■ **PROBLEM TO SOLVE**: Return every line of the material exactly.

Dataset records
****************************************

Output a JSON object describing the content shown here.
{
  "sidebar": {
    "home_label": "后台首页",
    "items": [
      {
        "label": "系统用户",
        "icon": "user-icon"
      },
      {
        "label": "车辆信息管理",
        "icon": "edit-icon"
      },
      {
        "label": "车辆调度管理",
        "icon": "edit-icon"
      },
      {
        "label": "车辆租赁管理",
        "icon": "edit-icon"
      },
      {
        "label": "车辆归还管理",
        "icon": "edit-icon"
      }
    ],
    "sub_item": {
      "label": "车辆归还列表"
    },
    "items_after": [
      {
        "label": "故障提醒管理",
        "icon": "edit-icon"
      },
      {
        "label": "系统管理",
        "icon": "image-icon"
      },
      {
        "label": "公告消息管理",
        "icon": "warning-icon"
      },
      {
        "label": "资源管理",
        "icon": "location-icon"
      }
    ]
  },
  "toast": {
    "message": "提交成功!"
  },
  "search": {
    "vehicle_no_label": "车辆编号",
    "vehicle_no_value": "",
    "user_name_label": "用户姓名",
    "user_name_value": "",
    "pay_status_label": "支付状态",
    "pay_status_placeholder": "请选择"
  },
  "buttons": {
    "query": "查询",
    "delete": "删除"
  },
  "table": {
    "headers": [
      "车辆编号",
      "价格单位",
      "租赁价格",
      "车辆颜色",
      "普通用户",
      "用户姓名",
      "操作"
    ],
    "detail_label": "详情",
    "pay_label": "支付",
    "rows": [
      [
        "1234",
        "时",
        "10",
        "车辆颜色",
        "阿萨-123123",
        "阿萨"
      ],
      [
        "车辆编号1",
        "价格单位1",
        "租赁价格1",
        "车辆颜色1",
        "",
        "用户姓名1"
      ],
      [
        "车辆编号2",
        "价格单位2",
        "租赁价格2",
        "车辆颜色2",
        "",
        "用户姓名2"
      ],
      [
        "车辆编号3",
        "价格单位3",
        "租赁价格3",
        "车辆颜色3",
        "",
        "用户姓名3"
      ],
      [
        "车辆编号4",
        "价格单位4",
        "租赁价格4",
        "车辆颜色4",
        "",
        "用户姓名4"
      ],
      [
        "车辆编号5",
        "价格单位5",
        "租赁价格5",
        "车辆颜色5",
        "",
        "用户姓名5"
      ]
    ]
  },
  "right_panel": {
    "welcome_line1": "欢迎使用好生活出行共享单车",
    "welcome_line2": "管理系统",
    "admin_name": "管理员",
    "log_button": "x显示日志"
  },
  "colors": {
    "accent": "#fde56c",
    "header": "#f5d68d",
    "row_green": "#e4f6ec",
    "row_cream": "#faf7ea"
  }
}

****************************************

■ **THE ANSWER**:
Output a JSON object describing the content shown here.
{
  "sidebar": {
    "home_label": "后台首页",
    "items": [
      {
        "label": "系统用户",
        "icon": "user-icon"
      },
      {
        "label": "车辆信息管理",
        "icon": "edit-icon"
      },
      {
        "label": "车辆调度管理",
        "icon": "edit-icon"
      },
      {
        "label": "车辆租赁管理",
        "icon": "edit-icon"
      },
      {
        "label": "车辆归还管理",
        "icon": "edit-icon"
      }
    ],
    "sub_item": {
      "label": "车辆归还列表"
    },
    "items_after": [
      {
        "label": "故障提醒管理",
        "icon": "edit-icon"
      },
      {
        "label": "系统管理",
        "icon": "image-icon"
      },
      {
        "label": "公告消息管理",
        "icon": "warning-icon"
      },
      {
        "label": "资源管理",
        "icon": "location-icon"
      }
    ]
  },
  "toast": {
    "message": "提交成功!"
  },
  "search": {
    "vehicle_no_label": "车辆编号",
    "vehicle_no_value": "",
    "user_name_label": "用户姓名",
    "user_name_value": "",
    "pay_status_label": "支付状态",
    "pay_status_placeholder": "请选择"
  },
  "buttons": {
    "query": "查询",
    "delete": "删除"
  },
  "table": {
    "headers": [
      "车辆编号",
      "价格单位",
      "租赁价格",
      "车辆颜色",
      "普通用户",
      "用户姓名",
      "操作"
    ],
    "detail_label": "详情",
    "pay_label": "支付",
    "rows": [
      [
        "1234",
        "时",
        "10",
        "车辆颜色",
        "阿萨-123123",
        "阿萨"
      ],
      [
        "车辆编号1",
        "价格单位1",
        "租赁价格1",
        "车辆颜色1",
        "",
        "用户姓名1"
      ],
      [
        "车辆编号2",
        "价格单位2",
        "租赁价格2",
        "车辆颜色2",
        "",
        "用户姓名2"
      ],
      [
        "车辆编号3",
        "价格单位3",
        "租赁价格3",
        "车辆颜色3",
        "",
        "用户姓名3"
      ],
      [
        "车辆编号4",
        "价格单位4",
        "租赁价格4",
        "车辆颜色4",
        "",
        "用户姓名4"
      ],
      [
        "车辆编号5",
        "价格单位5",
        "租赁价格5",
        "车辆颜色5",
        "",
        "用户姓名5"
      ]
    ]
  },
  "right_panel": {
    "welcome_line1": "欢迎使用好生活出行共享单车",
    "welcome_line2": "管理系统",
    "admin_name": "管理员",
    "log_button": "x显示日志"
  },
  "colors": {
    "accent": "#fde56c",
    "header": "#f5d68d",
    "row_green": "#e4f6ec",
    "row_cream": "#faf7ea"
  }
}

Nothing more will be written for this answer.